- **What needs to be done**
Tell how many lines in the data below include the word "title". The answer is the number only.

- **Records to use**
━━━
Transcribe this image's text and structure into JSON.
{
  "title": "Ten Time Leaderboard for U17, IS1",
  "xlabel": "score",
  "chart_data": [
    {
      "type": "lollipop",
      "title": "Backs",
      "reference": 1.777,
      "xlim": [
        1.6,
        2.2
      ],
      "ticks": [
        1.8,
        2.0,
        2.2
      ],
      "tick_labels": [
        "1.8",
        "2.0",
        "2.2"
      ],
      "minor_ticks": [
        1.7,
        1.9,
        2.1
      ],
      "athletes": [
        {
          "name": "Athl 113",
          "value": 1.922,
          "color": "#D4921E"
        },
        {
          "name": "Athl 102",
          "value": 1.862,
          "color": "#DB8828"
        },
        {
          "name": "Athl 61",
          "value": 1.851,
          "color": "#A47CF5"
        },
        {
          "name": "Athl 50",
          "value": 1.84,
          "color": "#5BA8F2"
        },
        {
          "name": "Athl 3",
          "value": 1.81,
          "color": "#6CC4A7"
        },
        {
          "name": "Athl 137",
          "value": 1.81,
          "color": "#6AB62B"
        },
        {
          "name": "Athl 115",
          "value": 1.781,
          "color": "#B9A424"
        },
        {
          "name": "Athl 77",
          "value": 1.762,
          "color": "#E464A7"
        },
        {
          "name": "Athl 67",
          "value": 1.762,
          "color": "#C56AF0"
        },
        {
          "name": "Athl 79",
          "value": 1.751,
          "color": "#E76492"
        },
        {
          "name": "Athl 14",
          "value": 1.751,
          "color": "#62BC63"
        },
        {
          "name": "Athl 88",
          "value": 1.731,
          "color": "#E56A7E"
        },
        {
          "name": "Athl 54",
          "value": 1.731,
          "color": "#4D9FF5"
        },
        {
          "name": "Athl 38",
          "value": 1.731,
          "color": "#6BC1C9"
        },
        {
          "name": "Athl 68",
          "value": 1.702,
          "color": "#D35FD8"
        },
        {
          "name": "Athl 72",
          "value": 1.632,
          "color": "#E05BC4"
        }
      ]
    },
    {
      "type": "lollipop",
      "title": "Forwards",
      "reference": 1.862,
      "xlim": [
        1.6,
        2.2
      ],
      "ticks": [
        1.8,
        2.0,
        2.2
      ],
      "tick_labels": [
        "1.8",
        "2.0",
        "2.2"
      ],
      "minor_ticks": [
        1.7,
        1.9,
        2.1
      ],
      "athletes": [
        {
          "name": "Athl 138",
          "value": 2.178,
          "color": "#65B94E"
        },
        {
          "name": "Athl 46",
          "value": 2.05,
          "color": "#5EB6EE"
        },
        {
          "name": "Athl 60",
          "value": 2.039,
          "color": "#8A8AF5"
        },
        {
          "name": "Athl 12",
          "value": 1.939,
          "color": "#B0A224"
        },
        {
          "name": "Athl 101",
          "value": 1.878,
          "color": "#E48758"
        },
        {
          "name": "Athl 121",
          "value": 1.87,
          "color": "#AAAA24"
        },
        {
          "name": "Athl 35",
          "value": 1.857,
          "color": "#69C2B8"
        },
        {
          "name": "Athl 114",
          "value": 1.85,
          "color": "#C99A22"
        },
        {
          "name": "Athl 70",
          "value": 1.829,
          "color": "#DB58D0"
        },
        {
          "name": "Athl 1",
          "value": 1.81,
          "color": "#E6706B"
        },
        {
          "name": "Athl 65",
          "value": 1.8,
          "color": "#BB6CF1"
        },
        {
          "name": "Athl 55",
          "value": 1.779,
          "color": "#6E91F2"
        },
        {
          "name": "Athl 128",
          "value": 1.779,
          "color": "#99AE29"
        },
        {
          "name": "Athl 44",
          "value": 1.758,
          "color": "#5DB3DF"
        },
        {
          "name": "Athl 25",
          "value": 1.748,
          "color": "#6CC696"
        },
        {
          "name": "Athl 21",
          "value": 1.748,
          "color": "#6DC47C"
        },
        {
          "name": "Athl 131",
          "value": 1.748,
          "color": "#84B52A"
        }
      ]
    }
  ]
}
━━━
- **In response**
3